Given data:
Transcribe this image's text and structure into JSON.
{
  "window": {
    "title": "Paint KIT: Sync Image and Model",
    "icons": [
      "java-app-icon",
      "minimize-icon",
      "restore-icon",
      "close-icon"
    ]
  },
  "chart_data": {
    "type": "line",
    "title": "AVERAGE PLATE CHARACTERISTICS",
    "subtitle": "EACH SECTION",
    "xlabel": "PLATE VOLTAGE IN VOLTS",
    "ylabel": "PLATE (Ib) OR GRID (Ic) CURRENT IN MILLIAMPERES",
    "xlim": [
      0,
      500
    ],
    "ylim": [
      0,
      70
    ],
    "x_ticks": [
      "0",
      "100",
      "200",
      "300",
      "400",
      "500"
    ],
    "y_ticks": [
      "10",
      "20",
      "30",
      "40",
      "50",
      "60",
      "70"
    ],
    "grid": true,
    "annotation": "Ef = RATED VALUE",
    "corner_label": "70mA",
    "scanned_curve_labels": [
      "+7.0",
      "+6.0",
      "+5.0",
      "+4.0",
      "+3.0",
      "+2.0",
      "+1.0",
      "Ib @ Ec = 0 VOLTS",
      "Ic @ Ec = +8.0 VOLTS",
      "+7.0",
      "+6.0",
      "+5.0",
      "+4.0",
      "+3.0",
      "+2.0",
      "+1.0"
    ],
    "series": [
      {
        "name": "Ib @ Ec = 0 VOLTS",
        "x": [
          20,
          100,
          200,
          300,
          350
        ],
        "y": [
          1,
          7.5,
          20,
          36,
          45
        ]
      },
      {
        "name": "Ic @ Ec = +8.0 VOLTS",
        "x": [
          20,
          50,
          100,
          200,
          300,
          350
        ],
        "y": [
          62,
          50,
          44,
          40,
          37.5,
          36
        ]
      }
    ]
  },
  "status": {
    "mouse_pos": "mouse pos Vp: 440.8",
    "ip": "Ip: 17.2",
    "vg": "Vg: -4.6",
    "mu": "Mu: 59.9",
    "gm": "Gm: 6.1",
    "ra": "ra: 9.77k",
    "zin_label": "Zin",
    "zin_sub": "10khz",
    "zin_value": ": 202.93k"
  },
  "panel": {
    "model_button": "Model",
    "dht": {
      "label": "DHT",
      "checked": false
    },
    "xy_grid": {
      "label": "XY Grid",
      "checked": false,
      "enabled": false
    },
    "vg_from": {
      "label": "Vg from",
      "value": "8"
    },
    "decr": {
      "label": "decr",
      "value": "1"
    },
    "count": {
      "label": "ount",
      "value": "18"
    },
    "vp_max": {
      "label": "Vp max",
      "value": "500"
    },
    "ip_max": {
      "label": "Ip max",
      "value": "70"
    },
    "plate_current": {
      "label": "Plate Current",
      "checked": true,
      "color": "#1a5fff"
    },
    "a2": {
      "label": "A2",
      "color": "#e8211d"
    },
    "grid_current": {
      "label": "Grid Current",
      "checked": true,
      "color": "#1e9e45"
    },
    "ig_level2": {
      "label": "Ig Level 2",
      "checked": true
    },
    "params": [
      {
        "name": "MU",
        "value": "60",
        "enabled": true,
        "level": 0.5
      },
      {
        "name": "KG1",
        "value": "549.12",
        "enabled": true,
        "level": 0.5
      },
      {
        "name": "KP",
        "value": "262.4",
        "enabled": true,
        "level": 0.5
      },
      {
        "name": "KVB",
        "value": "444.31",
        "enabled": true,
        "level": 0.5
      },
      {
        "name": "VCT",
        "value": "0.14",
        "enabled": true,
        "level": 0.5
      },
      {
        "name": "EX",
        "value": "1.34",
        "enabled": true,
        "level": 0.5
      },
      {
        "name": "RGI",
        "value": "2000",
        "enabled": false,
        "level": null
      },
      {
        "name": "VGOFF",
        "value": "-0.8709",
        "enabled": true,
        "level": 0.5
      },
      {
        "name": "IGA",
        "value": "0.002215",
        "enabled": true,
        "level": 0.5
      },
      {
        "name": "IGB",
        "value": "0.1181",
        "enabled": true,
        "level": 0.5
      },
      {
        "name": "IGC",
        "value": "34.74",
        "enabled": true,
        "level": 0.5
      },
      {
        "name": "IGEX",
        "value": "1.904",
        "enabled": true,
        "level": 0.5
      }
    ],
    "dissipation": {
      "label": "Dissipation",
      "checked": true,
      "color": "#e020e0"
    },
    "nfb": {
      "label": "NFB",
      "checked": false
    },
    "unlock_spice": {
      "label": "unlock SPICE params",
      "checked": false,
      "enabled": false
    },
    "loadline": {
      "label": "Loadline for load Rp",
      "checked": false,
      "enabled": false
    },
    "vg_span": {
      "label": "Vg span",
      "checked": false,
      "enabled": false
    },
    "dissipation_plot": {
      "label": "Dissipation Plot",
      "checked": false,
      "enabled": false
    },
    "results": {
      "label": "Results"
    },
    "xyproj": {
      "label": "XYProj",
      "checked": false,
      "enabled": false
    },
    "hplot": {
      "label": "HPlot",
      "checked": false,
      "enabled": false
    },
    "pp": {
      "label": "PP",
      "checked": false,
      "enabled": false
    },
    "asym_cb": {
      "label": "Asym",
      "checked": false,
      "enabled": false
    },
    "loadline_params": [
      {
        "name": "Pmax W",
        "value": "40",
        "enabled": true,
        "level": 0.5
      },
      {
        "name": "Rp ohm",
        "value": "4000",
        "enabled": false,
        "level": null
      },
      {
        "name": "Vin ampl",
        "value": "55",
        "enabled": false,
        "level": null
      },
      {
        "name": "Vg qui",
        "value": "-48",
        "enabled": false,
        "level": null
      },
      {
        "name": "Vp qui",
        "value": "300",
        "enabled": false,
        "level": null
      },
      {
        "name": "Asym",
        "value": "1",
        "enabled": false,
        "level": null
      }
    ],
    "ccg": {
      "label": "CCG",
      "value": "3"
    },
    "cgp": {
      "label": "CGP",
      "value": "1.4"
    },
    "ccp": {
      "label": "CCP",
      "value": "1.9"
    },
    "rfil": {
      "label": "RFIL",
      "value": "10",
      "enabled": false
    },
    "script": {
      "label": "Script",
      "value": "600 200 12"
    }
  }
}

Exercise directions:
Repeat the data above exactly.

Task result:
Transcribe this image's text and structure into JSON.
{
  "window": {
    "title": "Paint KIT: Sync Image and Model",
    "icons": [
      "java-app-icon",
      "minimize-icon",
      "restore-icon",
      "close-icon"
    ]
  },
  "chart_data": {
    "type": "line",
    "title": "AVERAGE PLATE CHARACTERISTICS",
    "subtitle": "EACH SECTION",
    "xlabel": "PLATE VOLTAGE IN VOLTS",
    "ylabel": "PLATE (Ib) OR GRID (Ic) CURRENT IN MILLIAMPERES",
    "xlim": [
      0,
      500
    ],
    "ylim": [
      0,
      70
    ],
    "x_ticks": [
      "0",
      "100",
      "200",
      "300",
      "400",
      "500"
    ],
    "y_ticks": [
      "10",
      "20",
      "30",
      "40",
      "50",
      "60",
      "70"
    ],
    "grid": true,
    "annotation": "Ef = RATED VALUE",
    "corner_label": "70mA",
    "scanned_curve_labels": [
      "+7.0",
      "+6.0",
      "+5.0",
      "+4.0",
      "+3.0",
      "+2.0",
      "+1.0",
      "Ib @ Ec = 0 VOLTS",
      "Ic @ Ec = +8.0 VOLTS",
      "+7.0",
      "+6.0",
      "+5.0",
      "+4.0",
      "+3.0",
      "+2.0",
      "+1.0"
    ],
    "series": [
      {
        "name": "Ib @ Ec = 0 VOLTS",
        "x": [
          20,
          100,
          200,
          300,
          350
        ],
        "y": [
          1,
          7.5,
          20,
          36,
          45
        ]
      },
      {
        "name": "Ic @ Ec = +8.0 VOLTS",
        "x": [
          20,
          50,
          100,
          200,
          300,
          350
        ],
        "y": [
          62,
          50,
          44,
          40,
          37.5,
          36
        ]
      }
    ]
  },
  "status": {
    "mouse_pos": "mouse pos Vp: 440.8",
    "ip": "Ip: 17.2",
    "vg": "Vg: -4.6",
    "mu": "Mu: 59.9",
    "gm": "Gm: 6.1",
    "ra": "ra: 9.77k",
    "zin_label": "Zin",
    "zin_sub": "10khz",
    "zin_value": ": 202.93k"
  },
  "panel": {
    "model_button": "Model",
    "dht": {
      "label": "DHT",
      "checked": false
    },
    "xy_grid": {
      "label": "XY Grid",
      "checked": false,
      "enabled": false
    },
    "vg_from": {
      "label": "Vg from",
      "value": "8"
    },
    "decr": {
      "label": "decr",
      "value": "1"
    },
    "count": {
      "label": "ount",
      "value": "18"
    },
    "vp_max": {
      "label": "Vp max",
      "value": "500"
    },
    "ip_max": {
      "label": "Ip max",
      "value": "70"
    },
    "plate_current": {
      "label": "Plate Current",
      "checked": true,
      "color": "#1a5fff"
    },
    "a2": {
      "label": "A2",
      "color": "#e8211d"
    },
    "grid_current": {
      "label": "Grid Current",
      "checked": true,
      "color": "#1e9e45"
    },
    "ig_level2": {
      "label": "Ig Level 2",
      "checked": true
    },
    "params": [
      {
        "name": "MU",
        "value": "60",
        "enabled": true,
        "level": 0.5
      },
      {
        "name": "KG1",
        "value": "549.12",
        "enabled": true,
        "level": 0.5
      },
      {
        "name": "KP",
        "value": "262.4",
        "enabled": true,
        "level": 0.5
      },
      {
        "name": "KVB",
        "value": "444.31",
        "enabled": true,
        "level": 0.5
      },
      {
        "name": "VCT",
        "value": "0.14",
        "enabled": true,
        "level": 0.5
      },
      {
        "name": "EX",
        "value": "1.34",
        "enabled": true,
        "level": 0.5
      },
      {
        "name": "RGI",
        "value": "2000",
        "enabled": false,
        "level": null
      },
      {
        "name": "VGOFF",
        "value": "-0.8709",
        "enabled": true,
        "level": 0.5
      },
      {
        "name": "IGA",
        "value": "0.002215",
        "enabled": true,
        "level": 0.5
      },
      {
        "name": "IGB",
        "value": "0.1181",
        "enabled": true,
        "level": 0.5
      },
      {
        "name": "IGC",
        "value": "34.74",
        "enabled": true,
        "level": 0.5
      },
      {
        "name": "IGEX",
        "value": "1.904",
        "enabled": true,
        "level": 0.5
      }
    ],
    "dissipation": {
      "label": "Dissipation",
      "checked": true,
      "color": "#e020e0"
    },
    "nfb": {
      "label": "NFB",
      "checked": false
    },
    "unlock_spice": {
      "label": "unlock SPICE params",
      "checked": false,
      "enabled": false
    },
    "loadline": {
      "label": "Loadline for load Rp",
      "checked": false,
      "enabled": false
    },
    "vg_span": {
      "label": "Vg span",
      "checked": false,
      "enabled": false
    },
    "dissipation_plot": {
      "label": "Dissipation Plot",
      "checked": false,
      "enabled": false
    },
    "results": {
      "label": "Results"
    },
    "xyproj": {
      "label": "XYProj",
      "checked": false,
      "enabled": false
    },
    "hplot": {
      "label": "HPlot",
      "checked": false,
      "enabled": false
    },
    "pp": {
      "label": "PP",
      "checked": false,
      "enabled": false
    },
    "asym_cb": {
      "label": "Asym",
      "checked": false,
      "enabled": false
    },
    "loadline_params": [
      {
        "name": "Pmax W",
        "value": "40",
        "enabled": true,
        "level": 0.5
      },
      {
        "name": "Rp ohm",
        "value": "4000",
        "enabled": false,
        "level": null
      },
      {
        "name": "Vin ampl",
        "value": "55",
        "enabled": false,
        "level": null
      },
      {
        "name": "Vg qui",
        "value": "-48",
        "enabled": false,
        "level": null
      },
      {
        "name": "Vp qui",
        "value": "300",
        "enabled": false,
        "level": null
      },
      {
        "name": "Asym",
        "value": "1",
        "enabled": false,
        "level": null
      }
    ],
    "ccg": {
      "label": "CCG",
      "value": "3"
    },
    "cgp": {
      "label": "CGP",
      "value": "1.4"
    },
    "ccp": {
      "label": "CCP",
      "value": "1.9"
    },
    "rfil": {
      "label": "RFIL",
      "value": "10",
      "enabled": false
    },
    "script": {
      "label": "Script",
      "value": "600 200 12"
    }
  }
}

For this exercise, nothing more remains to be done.